Challenge: Please count the lines in the listing below where the word "name" appears. Give the number only.

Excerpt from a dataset
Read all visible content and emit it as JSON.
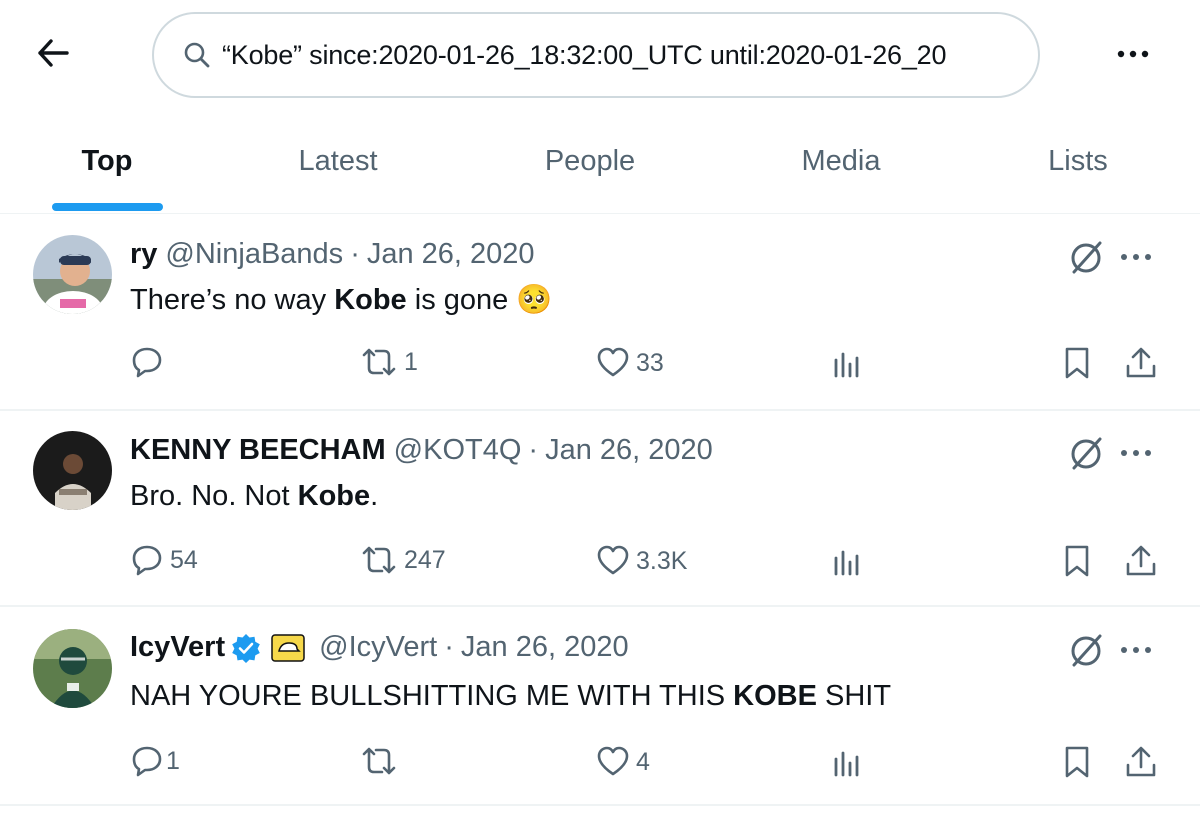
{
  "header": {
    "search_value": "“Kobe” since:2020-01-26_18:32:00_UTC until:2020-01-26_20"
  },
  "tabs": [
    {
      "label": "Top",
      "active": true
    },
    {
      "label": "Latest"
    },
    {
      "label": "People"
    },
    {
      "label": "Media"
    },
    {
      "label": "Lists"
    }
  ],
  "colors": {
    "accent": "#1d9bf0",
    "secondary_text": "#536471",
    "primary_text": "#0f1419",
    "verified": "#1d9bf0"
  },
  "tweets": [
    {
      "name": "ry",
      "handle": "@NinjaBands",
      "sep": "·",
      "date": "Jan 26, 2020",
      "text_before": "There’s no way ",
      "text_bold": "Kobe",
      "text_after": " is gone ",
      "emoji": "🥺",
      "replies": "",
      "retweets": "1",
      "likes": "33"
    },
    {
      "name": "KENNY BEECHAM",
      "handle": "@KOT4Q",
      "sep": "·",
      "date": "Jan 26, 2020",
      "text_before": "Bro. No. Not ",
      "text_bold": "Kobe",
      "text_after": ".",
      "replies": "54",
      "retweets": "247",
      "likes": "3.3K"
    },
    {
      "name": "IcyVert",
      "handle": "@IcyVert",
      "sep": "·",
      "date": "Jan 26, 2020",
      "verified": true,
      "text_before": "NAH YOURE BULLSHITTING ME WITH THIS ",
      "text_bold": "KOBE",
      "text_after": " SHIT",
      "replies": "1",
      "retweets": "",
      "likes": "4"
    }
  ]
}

---

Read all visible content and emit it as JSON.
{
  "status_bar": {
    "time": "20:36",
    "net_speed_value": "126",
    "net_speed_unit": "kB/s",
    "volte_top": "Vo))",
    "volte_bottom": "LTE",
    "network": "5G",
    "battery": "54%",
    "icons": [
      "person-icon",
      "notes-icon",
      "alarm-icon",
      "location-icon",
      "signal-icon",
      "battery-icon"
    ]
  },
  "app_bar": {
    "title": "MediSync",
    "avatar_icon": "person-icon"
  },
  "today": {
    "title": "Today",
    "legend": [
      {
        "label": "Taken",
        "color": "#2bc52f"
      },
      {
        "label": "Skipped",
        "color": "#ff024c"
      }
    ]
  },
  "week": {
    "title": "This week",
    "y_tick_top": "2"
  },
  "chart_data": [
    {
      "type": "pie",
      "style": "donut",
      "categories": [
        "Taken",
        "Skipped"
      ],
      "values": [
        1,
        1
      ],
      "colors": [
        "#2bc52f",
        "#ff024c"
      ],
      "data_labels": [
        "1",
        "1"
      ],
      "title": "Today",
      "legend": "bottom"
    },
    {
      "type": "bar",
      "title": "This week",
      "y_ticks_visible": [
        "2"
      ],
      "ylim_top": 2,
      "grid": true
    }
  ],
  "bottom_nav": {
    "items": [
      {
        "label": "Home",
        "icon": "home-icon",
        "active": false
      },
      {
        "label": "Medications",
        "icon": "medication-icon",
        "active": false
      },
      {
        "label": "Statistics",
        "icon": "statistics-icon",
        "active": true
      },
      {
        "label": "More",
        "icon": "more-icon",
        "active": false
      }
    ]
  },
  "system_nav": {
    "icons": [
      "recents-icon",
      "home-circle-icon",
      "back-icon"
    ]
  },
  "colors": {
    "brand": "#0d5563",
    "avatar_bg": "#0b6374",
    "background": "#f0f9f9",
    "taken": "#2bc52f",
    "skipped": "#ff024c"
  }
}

Worked answer: 3